┌────────
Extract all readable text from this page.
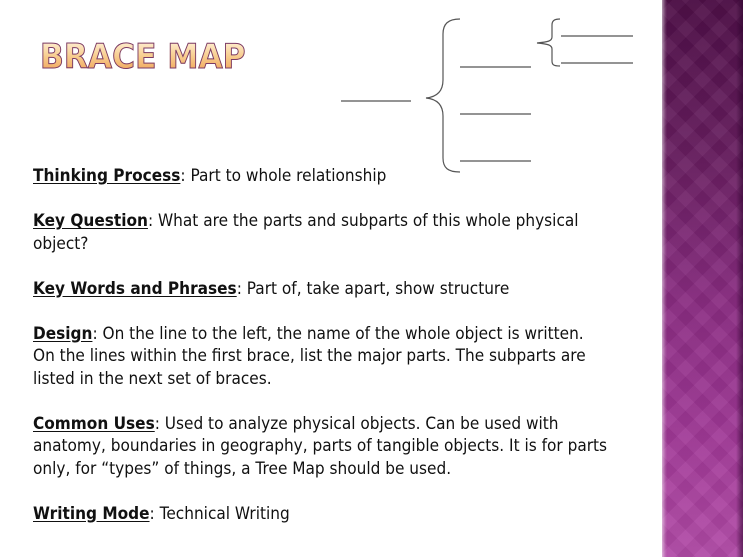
BRACE MAP

Thinking Process: Part to whole relationship

Key Question: What are the parts and subparts of this whole physical object?

Key Words and Phrases: Part of, take apart, show structure

Design: On the line to the left, the name of the whole object is written. On the lines within the first brace, list the major parts. The subparts are listed in the next set of braces.

Common Uses: Used to analyze physical objects. Can be used with anatomy, boundaries in geography, parts of tangible objects. It is for parts only, for “types” of things, a Tree Map should be used.

Writing Mode: Technical Writing
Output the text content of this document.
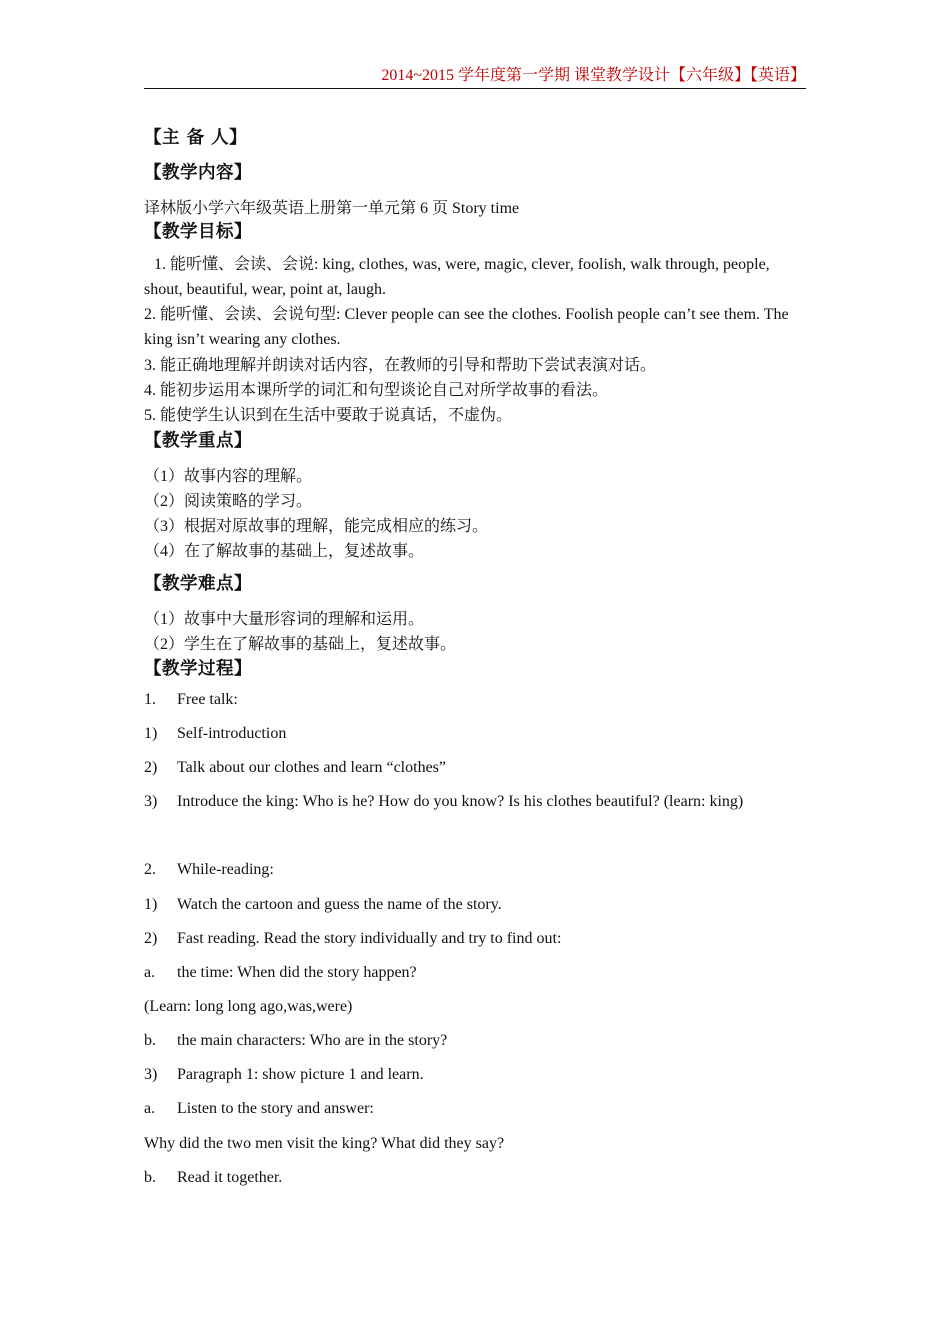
2014~2015 学年度第一学期 课堂教学设计【六年级】【英语】
【主 备 人】
【教学内容】
译林版小学六年级英语上册第一单元第 6 页 Story time
【教学目标】
1. 能听懂、会读、会说: king, clothes, was, were, magic, clever, foolish, walk through, people, shout, beautiful, wear, point at, laugh.
2. 能听懂、会读、会说句型: Clever people can see the clothes. Foolish people can’t see them. The king isn’t wearing any clothes.
3. 能正确地理解并朗读对话内容，在教师的引导和帮助下尝试表演对话。
4. 能初步运用本课所学的词汇和句型谈论自己对所学故事的看法。
5. 能使学生认识到在生活中要敢于说真话，不虚伪。
【教学重点】
（1）故事内容的理解。
（2）阅读策略的学习。
（3）根据对原故事的理解，能完成相应的练习。
（4）在了解故事的基础上，复述故事。
【教学难点】
（1）故事中大量形容词的理解和运用。
（2）学生在了解故事的基础上，复述故事。
【教学过程】
1. Free talk:
1) Self-introduction
2) Talk about our clothes and learn “clothes”
3) Introduce the king: Who is he? How do you know? Is his clothes beautiful? (learn: king)
2. While-reading:
1) Watch the cartoon and guess the name of the story.
2) Fast reading. Read the story individually and try to find out:
a. the time: When did the story happen?
(Learn: long long ago,was,were)
b. the main characters: Who are in the story?
3) Paragraph 1: show picture 1 and learn.
a. Listen to the story and answer:
Why did the two men visit the king? What did they say?
b. Read it together.
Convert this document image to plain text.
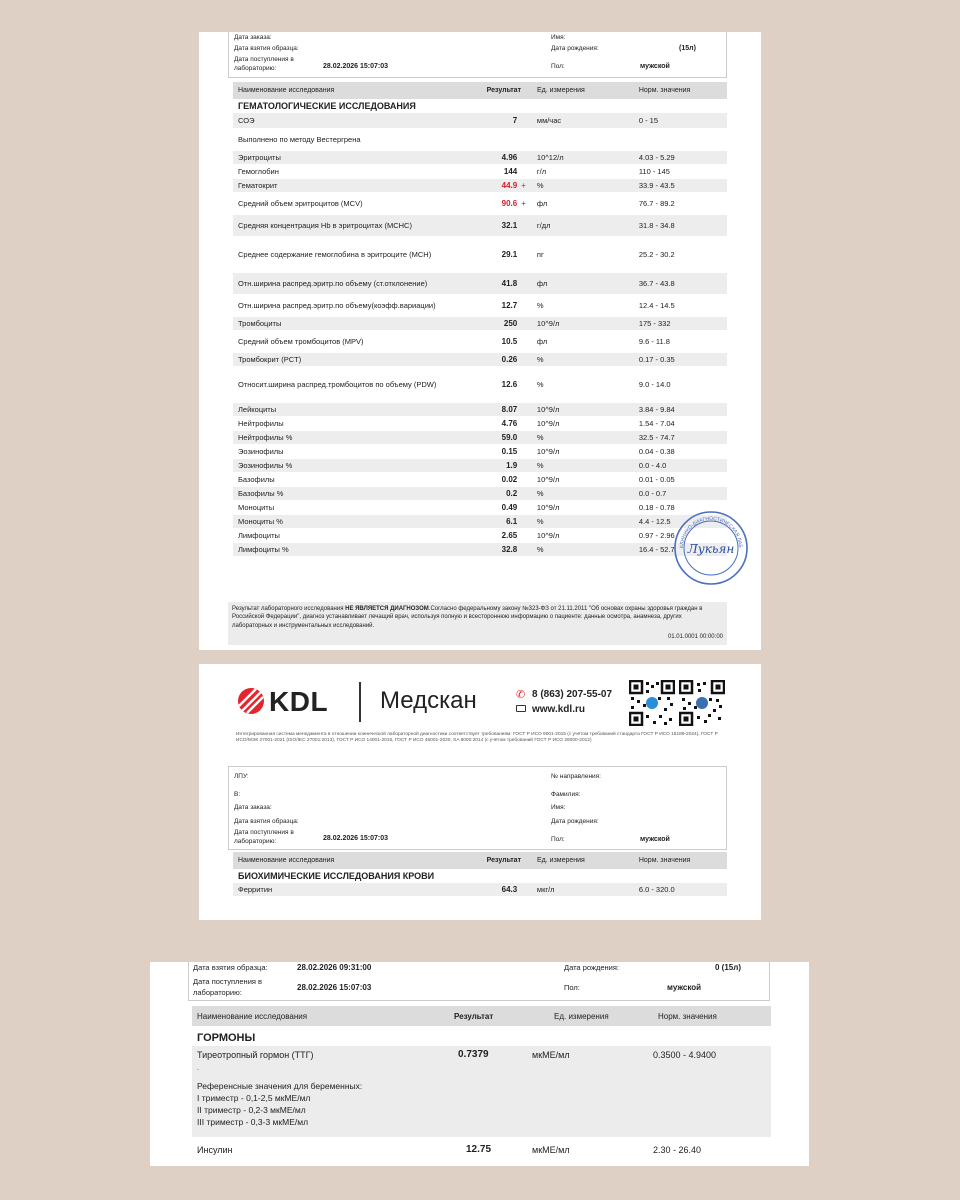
Дата заказа:
Дата взятия образца:
Дата поступления в
лабораторию:	28.02.2026 15:07:03
Имя:
Дата рождения:	(15л)
Пол:	мужской
Наименование исследования	Результат	Ед. измерения	Норм. значения
ГЕМАТОЛОГИЧЕСКИЕ ИССЛЕДОВАНИЯ
СОЭ	7	мм/час	0 - 15
Выполнено по методу Вестергрена
Эритроциты	4.96	10^12/л	4.03 - 5.29
Гемоглобин	144	г/л	110 - 145
Гематокрит	44.9 +	%	33.9 - 43.5
Средний объем эритроцитов (MCV)	90.6 +	фл	76.7 - 89.2
Средняя концентрация Hb в эритроцитах (MCHC)	32.1	г/дл	31.8 - 34.8
Среднее содержание гемоглобина в эритроците (MCH)	29.1	пг	25.2 - 30.2
Отн.ширина распред.эритр.по объему (ст.отклонение)	41.8	фл	36.7 - 43.8
Отн.ширина распред.эритр.по объему(коэфф.вариации)	12.7	%	12.4 - 14.5
Тромбоциты	250	10^9/л	175 - 332
Средний объем тромбоцитов (MPV)	10.5	фл	9.6 - 11.8
Тромбокрит (PCT)	0.26	%	0.17 - 0.35
Относит.ширина распред.тромбоцитов по объему (PDW)	12.6	%	9.0 - 14.0
Лейкоциты	8.07	10^9/л	3.84 - 9.84
Нейтрофилы	4.76	10^9/л	1.54 - 7.04
Нейтрофилы %	59.0	%	32.5 - 74.7
Эозинофилы	0.15	10^9/л	0.04 - 0.38
Эозинофилы %	1.9	%	0.0 - 4.0
Базофилы	0.02	10^9/л	0.01 - 0.05
Базофилы %	0.2	%	0.0 - 0.7
Моноциты	0.49	10^9/л	0.18 - 0.78
Моноциты %	6.1	%	4.4 - 12.5
Лимфоциты	2.65	10^9/л	0.97 - 2.96
Лимфоциты %	32.8	%	16.4 - 52.7 КЛИНИКО-ДИАГНОСТИЧЕСКАЯ ЛАБ
Лукьян
Результат лабораторного исследования НЕ ЯВЛЯЕТСЯ ДИАГНОЗОМ.Согласно федеральному закону №323-ФЗ от 21.11.2011 "Об основах охраны здоровья граждан в Российской Федерации", диагноз устанавливает лечащий врач, используя полную и всестороннюю информацию о пациенте: данные осмотра, анамнеза, других лабораторных и инструментальных исследований.
01.01.0001 00:00:00
KDL Медскан	✆ 8 (863) 207-55-07
www.kdl.ru
Интегрированная система менеджмента в отношении клинической лабораторной диагностики соответствует требованиям: ГОСТ Р ИСО 9001-2015 (с учётом требований стандарта ГОСТ Р ИСО 15189-2024), ГОСТ Р ИСО/МЭК 27001-2021 (ISO/IEC 27001:2013), ГОСТ Р ИСО 14001-2016, ГОСТ Р ИСО 45001-2020, SA 8000:2014 (с учётом требований ГОСТ Р ИСО 26000-2012)
ЛПУ:
В:
Дата заказа:
Дата взятия образца:
Дата поступления в
лабораторию:	28.02.2026 15:07:03
№ направления:
Фамилия:
Имя:
Дата рождения:
Пол:	мужской
Наименование исследования	Результат	Ед. измерения	Норм. значения
БИОХИМИЧЕСКИЕ ИССЛЕДОВАНИЯ КРОВИ
Ферритин	64.3	мкг/л	6.0 - 320.0
Дата взятия образца:	28.02.2026 09:31:00
Дата поступления в
лабораторию:
28.02.2026 15:07:03
Дата рождения:	0 (15л)
Пол:	мужской
Наименование исследования	Результат	Ед. измерения	Норм. значения
ГОРМОНЫ
Тиреотропный гормон (ТТГ)	0.7379	мкМЕ/мл	0.3500 - 4.9400
.
Референсные значения для беременных:
I триместр - 0,1-2,5 мкМЕ/мл
II триместр - 0,2-3 мкМЕ/мл
III триместр - 0,3-3 мкМЕ/мл
Инсулин	12.75	мкМЕ/мл	2.30 - 26.40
└────────
PROBLEM DETAILS ->
Copy each line holding the word "people" from the listing above.

FINAL RESULT ->
1. 能听懂、会读、会说: king, clothes, was, were, magic, clever, foolish, walk through, people, shout, beautiful, wear, point at, laugh.
2. 能听懂、会读、会说句型: Clever people can see the clothes. Foolish people can’t see them. The king isn’t wearing any clothes.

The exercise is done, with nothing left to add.